>> BEGIN
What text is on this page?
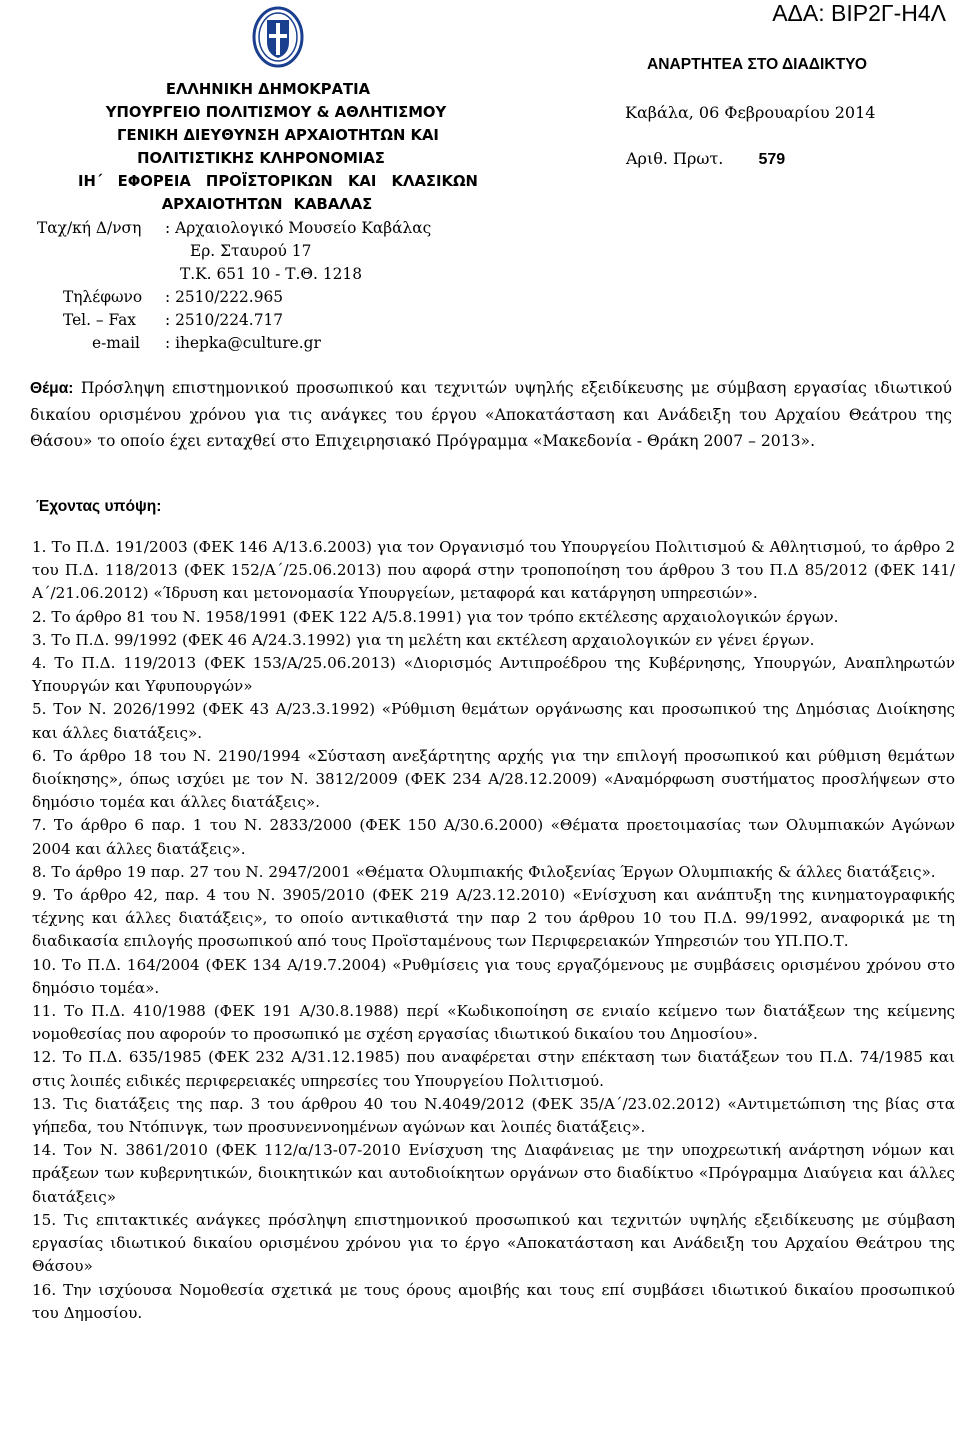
ΑΔΑ: ΒΙΡ2Γ-Η4Λ
ΕΛΛΗΝΙΚΗ ΔΗΜΟΚΡΑΤΙΑ
ΥΠΟΥΡΓΕΙΟ ΠΟΛΙΤΙΣΜΟΥ & ΑΘΛΗΤΙΣΜΟΥ
ΓΕΝΙΚΗ ΔΙΕΥΘΥΝΣΗ ΑΡΧΑΙΟΤΗΤΩΝ ΚΑΙ
ΠΟΛΙΤΙΣΤΙΚΗΣ ΚΛΗΡΟΝΟΜΙΑΣ
ΙΗ΄ ΕΦΟΡΕΙΑ ΠΡΟΪΣΤΟΡΙΚΩΝ ΚΑΙ ΚΛΑΣΙΚΩΝ
ΑΡΧΑΙΟΤΗΤΩΝ ΚΑΒΑΛΑΣ
Ταχ/κή Δ/νση : Αρχαιολογικό Μουσείο Καβάλας
Ερ. Σταυρού 17
Τ.Κ. 651 10 - Τ.Θ. 1218
Τηλέφωνο : 2510/222.965
Tel. – Fax : 2510/224.717
e-mail : ihepka@culture.gr
ΑΝΑΡΤΗΤΕΑ ΣΤΟ ΔΙΑΔΙΚΤΥΟ
Καβάλα, 06 Φεβρουαρίου 2014
Αριθ. Πρωτ. 579
Θέμα: Πρόσληψη επιστημονικού προσωπικού και τεχνιτών υψηλής εξειδίκευσης με σύμβαση εργασίας ιδιωτικού δικαίου ορισμένου χρόνου για τις ανάγκες του έργου «Αποκατάσταση και Ανάδειξη του Αρχαίου Θεάτρου της Θάσου» το οποίο έχει ενταχθεί στο Επιχειρησιακό Πρόγραμμα «Μακεδονία - Θράκη 2007 – 2013».
Έχοντας υπόψη:
1. Το Π.Δ. 191/2003 (ΦΕΚ 146 Α/13.6.2003) για τον Οργανισμό του Υπουργείου Πολιτισμού & Αθλητισμού, το άρθρο 2 του Π.Δ. 118/2013 (ΦΕΚ 152/Α΄/25.06.2013) που αφορά στην τροποποίηση του άρθρου 3 του Π.Δ 85/2012 (ΦΕΚ 141/Α΄/21.06.2012) «Ίδρυση και μετονομασία Υπουργείων, μεταφορά και κατάργηση υπηρεσιών».
2. Το άρθρο 81 του Ν. 1958/1991 (ΦΕΚ 122 Α/5.8.1991) για τον τρόπο εκτέλεσης αρχαιολογικών έργων.
3. Το Π.Δ. 99/1992 (ΦΕΚ 46 Α/24.3.1992) για τη μελέτη και εκτέλεση αρχαιολογικών εν γένει έργων.
4. Το Π.Δ. 119/2013 (ΦΕΚ 153/Α/25.06.2013) «Διορισμός Αντιπροέδρου της Κυβέρνησης, Υπουργών, Αναπληρωτών Υπουργών και Υφυπουργών»
5. Τον Ν. 2026/1992 (ΦΕΚ 43 Α/23.3.1992) «Ρύθμιση θεμάτων οργάνωσης και προσωπικού της Δημόσιας Διοίκησης και άλλες διατάξεις».
6. Το άρθρο 18 του Ν. 2190/1994 «Σύσταση ανεξάρτητης αρχής για την επιλογή προσωπικού και ρύθμιση θεμάτων διοίκησης», όπως ισχύει με τον Ν. 3812/2009 (ΦΕΚ 234 Α/28.12.2009) «Αναμόρφωση συστήματος προσλήψεων στο δημόσιο τομέα και άλλες διατάξεις».
7. Το άρθρο 6 παρ. 1 του Ν. 2833/2000 (ΦΕΚ 150 Α/30.6.2000) «Θέματα προετοιμασίας των Ολυμπιακών Αγώνων 2004 και άλλες διατάξεις».
8. Το άρθρο 19 παρ. 27 του Ν. 2947/2001 «Θέματα Ολυμπιακής Φιλοξενίας Έργων Ολυμπιακής & άλλες διατάξεις».
9. Το άρθρο 42, παρ. 4 του Ν. 3905/2010 (ΦΕΚ 219 Α/23.12.2010) «Ενίσχυση και ανάπτυξη της κινηματογραφικής τέχνης και άλλες διατάξεις», το οποίο αντικαθιστά την παρ 2 του άρθρου 10 του Π.Δ. 99/1992, αναφορικά με τη διαδικασία επιλογής προσωπικού από τους Προϊσταμένους των Περιφερειακών Υπηρεσιών του ΥΠ.ΠΟ.Τ.
10. Το Π.Δ. 164/2004 (ΦΕΚ 134 Α/19.7.2004) «Ρυθμίσεις για τους εργαζόμενους με συμβάσεις ορισμένου χρόνου στο δημόσιο τομέα».
11. Το Π.Δ. 410/1988 (ΦΕΚ 191 Α/30.8.1988) περί «Κωδικοποίηση σε ενιαίο κείμενο των διατάξεων της κείμενης νομοθεσίας που αφορούν το προσωπικό με σχέση εργασίας ιδιωτικού δικαίου του Δημοσίου».
12. Το Π.Δ. 635/1985 (ΦΕΚ 232 Α/31.12.1985) που αναφέρεται στην επέκταση των διατάξεων του Π.Δ. 74/1985 και στις λοιπές ειδικές περιφερειακές υπηρεσίες του Υπουργείου Πολιτισμού.
13. Τις διατάξεις της παρ. 3 του άρθρου 40 του Ν.4049/2012 (ΦΕΚ 35/Α΄/23.02.2012) «Αντιμετώπιση της βίας στα γήπεδα, του Ντόπινγκ, των προσυνεννοημένων αγώνων και λοιπές διατάξεις».
14. Τον Ν. 3861/2010 (ΦΕΚ 112/α/13-07-2010 Ενίσχυση της Διαφάνειας με την υποχρεωτική ανάρτηση νόμων και πράξεων των κυβερνητικών, διοικητικών και αυτοδιοίκητων οργάνων στο διαδίκτυο «Πρόγραμμα Διαύγεια και άλλες διατάξεις»
15. Τις επιτακτικές ανάγκες πρόσληψη επιστημονικού προσωπικού και τεχνιτών υψηλής εξειδίκευσης με σύμβαση εργασίας ιδιωτικού δικαίου ορισμένου χρόνου για το έργο «Αποκατάσταση και Ανάδειξη του Αρχαίου Θεάτρου της Θάσου»
16. Την ισχύουσα Νομοθεσία σχετικά με τους όρους αμοιβής και τους επί συμβάσει ιδιωτικού δικαίου προσωπικού του Δημοσίου.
>> END
WORK TO BE COMPLETED -
Isolate each line of the listing above that includes "τομέα". Copy it.

FINAL RESULT -
6. Το άρθρο 18 του Ν. 2190/1994 «Σύσταση ανεξάρτητης αρχής για την επιλογή προσωπικού και ρύθμιση θεμάτων διοίκησης», όπως ισχύει με τον Ν. 3812/2009 (ΦΕΚ 234 Α/28.12.2009) «Αναμόρφωση συστήματος προσλήψεων στο δημόσιο τομέα και άλλες διατάξεις».
10. Το Π.Δ. 164/2004 (ΦΕΚ 134 Α/19.7.2004) «Ρυθμίσεις για τους εργαζόμενους με συμβάσεις ορισμένου χρόνου στο δημόσιο τομέα».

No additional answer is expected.